### [Data in this exercise]

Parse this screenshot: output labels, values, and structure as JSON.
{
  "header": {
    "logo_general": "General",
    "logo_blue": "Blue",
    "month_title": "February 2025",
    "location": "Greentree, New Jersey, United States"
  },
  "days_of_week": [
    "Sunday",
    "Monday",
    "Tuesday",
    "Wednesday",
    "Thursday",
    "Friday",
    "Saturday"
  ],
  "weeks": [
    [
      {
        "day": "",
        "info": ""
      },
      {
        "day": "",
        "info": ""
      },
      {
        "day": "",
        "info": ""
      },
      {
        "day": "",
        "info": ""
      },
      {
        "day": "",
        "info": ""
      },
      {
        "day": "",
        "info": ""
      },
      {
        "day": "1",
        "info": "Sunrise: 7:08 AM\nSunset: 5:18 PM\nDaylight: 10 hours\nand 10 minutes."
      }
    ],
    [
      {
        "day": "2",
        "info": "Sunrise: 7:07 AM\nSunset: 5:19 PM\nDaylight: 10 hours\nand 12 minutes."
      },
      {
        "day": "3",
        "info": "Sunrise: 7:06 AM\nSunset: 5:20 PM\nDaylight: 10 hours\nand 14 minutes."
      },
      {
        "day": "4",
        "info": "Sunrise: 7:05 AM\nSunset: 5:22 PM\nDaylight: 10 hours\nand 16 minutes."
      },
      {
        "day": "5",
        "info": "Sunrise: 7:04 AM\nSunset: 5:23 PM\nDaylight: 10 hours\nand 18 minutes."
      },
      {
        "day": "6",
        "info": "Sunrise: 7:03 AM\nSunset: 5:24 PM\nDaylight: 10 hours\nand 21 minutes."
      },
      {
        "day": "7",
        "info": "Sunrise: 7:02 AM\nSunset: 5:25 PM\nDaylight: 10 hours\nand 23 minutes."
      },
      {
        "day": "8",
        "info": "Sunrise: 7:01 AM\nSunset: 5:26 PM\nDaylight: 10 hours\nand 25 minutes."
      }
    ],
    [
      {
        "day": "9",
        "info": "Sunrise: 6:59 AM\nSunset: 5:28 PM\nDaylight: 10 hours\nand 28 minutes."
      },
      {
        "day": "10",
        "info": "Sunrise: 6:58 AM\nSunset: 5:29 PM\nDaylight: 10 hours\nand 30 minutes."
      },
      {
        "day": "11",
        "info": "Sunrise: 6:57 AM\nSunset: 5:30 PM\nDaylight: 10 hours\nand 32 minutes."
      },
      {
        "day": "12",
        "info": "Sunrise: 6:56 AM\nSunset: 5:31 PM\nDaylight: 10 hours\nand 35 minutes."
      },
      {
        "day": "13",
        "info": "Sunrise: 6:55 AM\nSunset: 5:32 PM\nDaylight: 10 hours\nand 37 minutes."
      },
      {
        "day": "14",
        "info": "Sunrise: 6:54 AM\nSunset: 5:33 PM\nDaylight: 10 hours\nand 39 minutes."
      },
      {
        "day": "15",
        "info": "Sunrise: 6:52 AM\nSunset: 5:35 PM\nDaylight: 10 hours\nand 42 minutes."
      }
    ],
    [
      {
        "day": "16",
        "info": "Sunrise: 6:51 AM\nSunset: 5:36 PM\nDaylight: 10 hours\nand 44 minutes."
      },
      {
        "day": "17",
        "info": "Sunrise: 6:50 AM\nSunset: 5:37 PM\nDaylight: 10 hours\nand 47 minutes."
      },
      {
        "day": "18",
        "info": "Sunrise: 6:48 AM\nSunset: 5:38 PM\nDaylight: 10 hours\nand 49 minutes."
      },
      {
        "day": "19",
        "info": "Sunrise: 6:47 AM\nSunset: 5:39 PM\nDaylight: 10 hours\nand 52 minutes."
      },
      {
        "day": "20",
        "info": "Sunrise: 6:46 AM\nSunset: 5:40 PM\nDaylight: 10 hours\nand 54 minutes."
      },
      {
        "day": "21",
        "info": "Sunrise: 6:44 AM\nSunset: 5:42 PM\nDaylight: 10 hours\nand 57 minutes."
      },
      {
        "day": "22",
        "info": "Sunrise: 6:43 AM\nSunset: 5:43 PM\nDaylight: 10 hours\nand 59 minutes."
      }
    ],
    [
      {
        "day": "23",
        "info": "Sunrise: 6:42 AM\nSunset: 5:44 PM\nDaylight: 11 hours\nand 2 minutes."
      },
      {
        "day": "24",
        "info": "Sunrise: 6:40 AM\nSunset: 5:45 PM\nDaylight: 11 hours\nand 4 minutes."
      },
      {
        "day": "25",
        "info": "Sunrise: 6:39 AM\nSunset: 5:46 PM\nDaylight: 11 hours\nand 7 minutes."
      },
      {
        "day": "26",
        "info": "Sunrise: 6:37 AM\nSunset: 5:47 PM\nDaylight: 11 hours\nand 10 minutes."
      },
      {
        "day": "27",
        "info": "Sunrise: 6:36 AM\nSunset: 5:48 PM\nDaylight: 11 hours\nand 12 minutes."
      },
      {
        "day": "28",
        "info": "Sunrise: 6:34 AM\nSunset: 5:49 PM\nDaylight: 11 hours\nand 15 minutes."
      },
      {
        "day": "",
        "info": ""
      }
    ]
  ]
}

### [The task]
Return each entry from the material above exactly as it appears.

### [Expected output]
Parse this screenshot: output labels, values, and structure as JSON.
{
  "header": {
    "logo_general": "General",
    "logo_blue": "Blue",
    "month_title": "February 2025",
    "location": "Greentree, New Jersey, United States"
  },
  "days_of_week": [
    "Sunday",
    "Monday",
    "Tuesday",
    "Wednesday",
    "Thursday",
    "Friday",
    "Saturday"
  ],
  "weeks": [
    [
      {
        "day": "",
        "info": ""
      },
      {
        "day": "",
        "info": ""
      },
      {
        "day": "",
        "info": ""
      },
      {
        "day": "",
        "info": ""
      },
      {
        "day": "",
        "info": ""
      },
      {
        "day": "",
        "info": ""
      },
      {
        "day": "1",
        "info": "Sunrise: 7:08 AM\nSunset: 5:18 PM\nDaylight: 10 hours\nand 10 minutes."
      }
    ],
    [
      {
        "day": "2",
        "info": "Sunrise: 7:07 AM\nSunset: 5:19 PM\nDaylight: 10 hours\nand 12 minutes."
      },
      {
        "day": "3",
        "info": "Sunrise: 7:06 AM\nSunset: 5:20 PM\nDaylight: 10 hours\nand 14 minutes."
      },
      {
        "day": "4",
        "info": "Sunrise: 7:05 AM\nSunset: 5:22 PM\nDaylight: 10 hours\nand 16 minutes."
      },
      {
        "day": "5",
        "info": "Sunrise: 7:04 AM\nSunset: 5:23 PM\nDaylight: 10 hours\nand 18 minutes."
      },
      {
        "day": "6",
        "info": "Sunrise: 7:03 AM\nSunset: 5:24 PM\nDaylight: 10 hours\nand 21 minutes."
      },
      {
        "day": "7",
        "info": "Sunrise: 7:02 AM\nSunset: 5:25 PM\nDaylight: 10 hours\nand 23 minutes."
      },
      {
        "day": "8",
        "info": "Sunrise: 7:01 AM\nSunset: 5:26 PM\nDaylight: 10 hours\nand 25 minutes."
      }
    ],
    [
      {
        "day": "9",
        "info": "Sunrise: 6:59 AM\nSunset: 5:28 PM\nDaylight: 10 hours\nand 28 minutes."
      },
      {
        "day": "10",
        "info": "Sunrise: 6:58 AM\nSunset: 5:29 PM\nDaylight: 10 hours\nand 30 minutes."
      },
      {
        "day": "11",
        "info": "Sunrise: 6:57 AM\nSunset: 5:30 PM\nDaylight: 10 hours\nand 32 minutes."
      },
      {
        "day": "12",
        "info": "Sunrise: 6:56 AM\nSunset: 5:31 PM\nDaylight: 10 hours\nand 35 minutes."
      },
      {
        "day": "13",
        "info": "Sunrise: 6:55 AM\nSunset: 5:32 PM\nDaylight: 10 hours\nand 37 minutes."
      },
      {
        "day": "14",
        "info": "Sunrise: 6:54 AM\nSunset: 5:33 PM\nDaylight: 10 hours\nand 39 minutes."
      },
      {
        "day": "15",
        "info": "Sunrise: 6:52 AM\nSunset: 5:35 PM\nDaylight: 10 hours\nand 42 minutes."
      }
    ],
    [
      {
        "day": "16",
        "info": "Sunrise: 6:51 AM\nSunset: 5:36 PM\nDaylight: 10 hours\nand 44 minutes."
      },
      {
        "day": "17",
        "info": "Sunrise: 6:50 AM\nSunset: 5:37 PM\nDaylight: 10 hours\nand 47 minutes."
      },
      {
        "day": "18",
        "info": "Sunrise: 6:48 AM\nSunset: 5:38 PM\nDaylight: 10 hours\nand 49 minutes."
      },
      {
        "day": "19",
        "info": "Sunrise: 6:47 AM\nSunset: 5:39 PM\nDaylight: 10 hours\nand 52 minutes."
      },
      {
        "day": "20",
        "info": "Sunrise: 6:46 AM\nSunset: 5:40 PM\nDaylight: 10 hours\nand 54 minutes."
      },
      {
        "day": "21",
        "info": "Sunrise: 6:44 AM\nSunset: 5:42 PM\nDaylight: 10 hours\nand 57 minutes."
      },
      {
        "day": "22",
        "info": "Sunrise: 6:43 AM\nSunset: 5:43 PM\nDaylight: 10 hours\nand 59 minutes."
      }
    ],
    [
      {
        "day": "23",
        "info": "Sunrise: 6:42 AM\nSunset: 5:44 PM\nDaylight: 11 hours\nand 2 minutes."
      },
      {
        "day": "24",
        "info": "Sunrise: 6:40 AM\nSunset: 5:45 PM\nDaylight: 11 hours\nand 4 minutes."
      },
      {
        "day": "25",
        "info": "Sunrise: 6:39 AM\nSunset: 5:46 PM\nDaylight: 11 hours\nand 7 minutes."
      },
      {
        "day": "26",
        "info": "Sunrise: 6:37 AM\nSunset: 5:47 PM\nDaylight: 11 hours\nand 10 minutes."
      },
      {
        "day": "27",
        "info": "Sunrise: 6:36 AM\nSunset: 5:48 PM\nDaylight: 11 hours\nand 12 minutes."
      },
      {
        "day": "28",
        "info": "Sunrise: 6:34 AM\nSunset: 5:49 PM\nDaylight: 11 hours\nand 15 minutes."
      },
      {
        "day": "",
        "info": ""
      }
    ]
  ]
}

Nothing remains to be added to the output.